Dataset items
* * * * * * *

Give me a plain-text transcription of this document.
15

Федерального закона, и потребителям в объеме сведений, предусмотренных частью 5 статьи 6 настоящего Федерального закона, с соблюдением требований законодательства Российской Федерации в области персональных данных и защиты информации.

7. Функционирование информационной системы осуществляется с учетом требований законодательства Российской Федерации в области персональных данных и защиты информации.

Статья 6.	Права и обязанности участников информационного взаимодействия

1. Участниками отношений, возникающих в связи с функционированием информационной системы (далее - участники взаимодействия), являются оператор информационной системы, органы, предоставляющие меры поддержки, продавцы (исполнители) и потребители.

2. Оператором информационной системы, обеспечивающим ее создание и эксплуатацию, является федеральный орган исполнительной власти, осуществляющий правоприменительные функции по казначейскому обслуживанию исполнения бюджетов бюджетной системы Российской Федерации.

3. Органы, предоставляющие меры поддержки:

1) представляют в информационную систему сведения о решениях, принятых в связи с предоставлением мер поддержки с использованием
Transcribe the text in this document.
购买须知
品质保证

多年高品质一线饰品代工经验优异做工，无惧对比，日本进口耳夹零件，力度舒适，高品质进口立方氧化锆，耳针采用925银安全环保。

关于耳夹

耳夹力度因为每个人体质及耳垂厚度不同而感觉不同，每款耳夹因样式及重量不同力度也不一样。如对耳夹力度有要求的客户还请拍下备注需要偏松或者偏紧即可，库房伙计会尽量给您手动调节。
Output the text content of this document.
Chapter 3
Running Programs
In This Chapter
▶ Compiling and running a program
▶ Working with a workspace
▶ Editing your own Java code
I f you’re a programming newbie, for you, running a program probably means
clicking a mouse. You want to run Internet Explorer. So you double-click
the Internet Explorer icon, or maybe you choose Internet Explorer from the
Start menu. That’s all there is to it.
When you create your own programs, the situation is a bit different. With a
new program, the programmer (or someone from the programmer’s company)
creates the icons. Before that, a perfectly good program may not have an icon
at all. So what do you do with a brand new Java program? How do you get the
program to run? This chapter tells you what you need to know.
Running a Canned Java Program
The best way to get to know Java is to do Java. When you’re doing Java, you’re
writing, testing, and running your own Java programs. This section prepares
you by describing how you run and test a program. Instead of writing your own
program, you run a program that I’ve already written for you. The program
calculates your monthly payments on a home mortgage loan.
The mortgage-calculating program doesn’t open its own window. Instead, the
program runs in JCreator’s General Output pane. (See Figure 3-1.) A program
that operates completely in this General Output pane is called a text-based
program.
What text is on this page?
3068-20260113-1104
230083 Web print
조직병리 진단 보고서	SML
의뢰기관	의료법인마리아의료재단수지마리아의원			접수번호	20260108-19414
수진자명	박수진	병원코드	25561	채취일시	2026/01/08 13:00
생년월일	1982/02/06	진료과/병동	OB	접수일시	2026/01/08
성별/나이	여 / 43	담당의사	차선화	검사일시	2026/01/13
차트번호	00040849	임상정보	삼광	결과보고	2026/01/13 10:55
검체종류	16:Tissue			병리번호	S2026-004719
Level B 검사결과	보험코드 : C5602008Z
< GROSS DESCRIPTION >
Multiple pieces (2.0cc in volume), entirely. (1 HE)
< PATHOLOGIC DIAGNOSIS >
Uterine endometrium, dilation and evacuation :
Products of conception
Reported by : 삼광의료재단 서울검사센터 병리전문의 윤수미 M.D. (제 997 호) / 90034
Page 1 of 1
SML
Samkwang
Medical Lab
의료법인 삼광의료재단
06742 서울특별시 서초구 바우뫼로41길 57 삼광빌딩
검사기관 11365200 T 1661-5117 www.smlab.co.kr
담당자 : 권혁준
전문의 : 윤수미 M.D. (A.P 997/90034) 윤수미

* * * * * * *

» **EXERCISE OBJECTIVE**
All of the material above needs to be retyped word for word.

» **EXPECTED ANSWER**
Give me a plain-text transcription of this document.
15

Федерального закона, и потребителям в объеме сведений, предусмотренных частью 5 статьи 6 настоящего Федерального закона, с соблюдением требований законодательства Российской Федерации в области персональных данных и защиты информации.

7. Функционирование информационной системы осуществляется с учетом требований законодательства Российской Федерации в области персональных данных и защиты информации.

Статья 6.	Права и обязанности участников информационного взаимодействия

1. Участниками отношений, возникающих в связи с функционированием информационной системы (далее - участники взаимодействия), являются оператор информационной системы, органы, предоставляющие меры поддержки, продавцы (исполнители) и потребители.

2. Оператором информационной системы, обеспечивающим ее создание и эксплуатацию, является федеральный орган исполнительной власти, осуществляющий правоприменительные функции по казначейскому обслуживанию исполнения бюджетов бюджетной системы Российской Федерации.

3. Органы, предоставляющие меры поддержки:

1) представляют в информационную систему сведения о решениях, принятых в связи с предоставлением мер поддержки с использованием
Transcribe the text in this document.
购买须知
品质保证

多年高品质一线饰品代工经验优异做工，无惧对比，日本进口耳夹零件，力度舒适，高品质进口立方氧化锆，耳针采用925银安全环保。

关于耳夹

耳夹力度因为每个人体质及耳垂厚度不同而感觉不同，每款耳夹因样式及重量不同力度也不一样。如对耳夹力度有要求的客户还请拍下备注需要偏松或者偏紧即可，库房伙计会尽量给您手动调节。
Output the text content of this document.
Chapter 3
Running Programs
In This Chapter
▶ Compiling and running a program
▶ Working with a workspace
▶ Editing your own Java code
I f you’re a programming newbie, for you, running a program probably means
clicking a mouse. You want to run Internet Explorer. So you double-click
the Internet Explorer icon, or maybe you choose Internet Explorer from the
Start menu. That’s all there is to it.
When you create your own programs, the situation is a bit different. With a
new program, the programmer (or someone from the programmer’s company)
creates the icons. Before that, a perfectly good program may not have an icon
at all. So what do you do with a brand new Java program? How do you get the
program to run? This chapter tells you what you need to know.
Running a Canned Java Program
The best way to get to know Java is to do Java. When you’re doing Java, you’re
writing, testing, and running your own Java programs. This section prepares
you by describing how you run and test a program. Instead of writing your own
program, you run a program that I’ve already written for you. The program
calculates your monthly payments on a home mortgage loan.
The mortgage-calculating program doesn’t open its own window. Instead, the
program runs in JCreator’s General Output pane. (See Figure 3-1.) A program
that operates completely in this General Output pane is called a text-based
program.
What text is on this page?
3068-20260113-1104
230083 Web print
조직병리 진단 보고서	SML
의뢰기관	의료법인마리아의료재단수지마리아의원			접수번호	20260108-19414
수진자명	박수진	병원코드	25561	채취일시	2026/01/08 13:00
생년월일	1982/02/06	진료과/병동	OB	접수일시	2026/01/08
성별/나이	여 / 43	담당의사	차선화	검사일시	2026/01/13
차트번호	00040849	임상정보	삼광	결과보고	2026/01/13 10:55
검체종류	16:Tissue			병리번호	S2026-004719
Level B 검사결과	보험코드 : C5602008Z
< GROSS DESCRIPTION >
Multiple pieces (2.0cc in volume), entirely. (1 HE)
< PATHOLOGIC DIAGNOSIS >
Uterine endometrium, dilation and evacuation :
Products of conception
Reported by : 삼광의료재단 서울검사센터 병리전문의 윤수미 M.D. (제 997 호) / 90034
Page 1 of 1
SML
Samkwang
Medical Lab
의료법인 삼광의료재단
06742 서울특별시 서초구 바우뫼로41길 57 삼광빌딩
검사기관 11365200 T 1661-5117 www.smlab.co.kr
담당자 : 권혁준
전문의 : 윤수미 M.D. (A.P 997/90034) 윤수미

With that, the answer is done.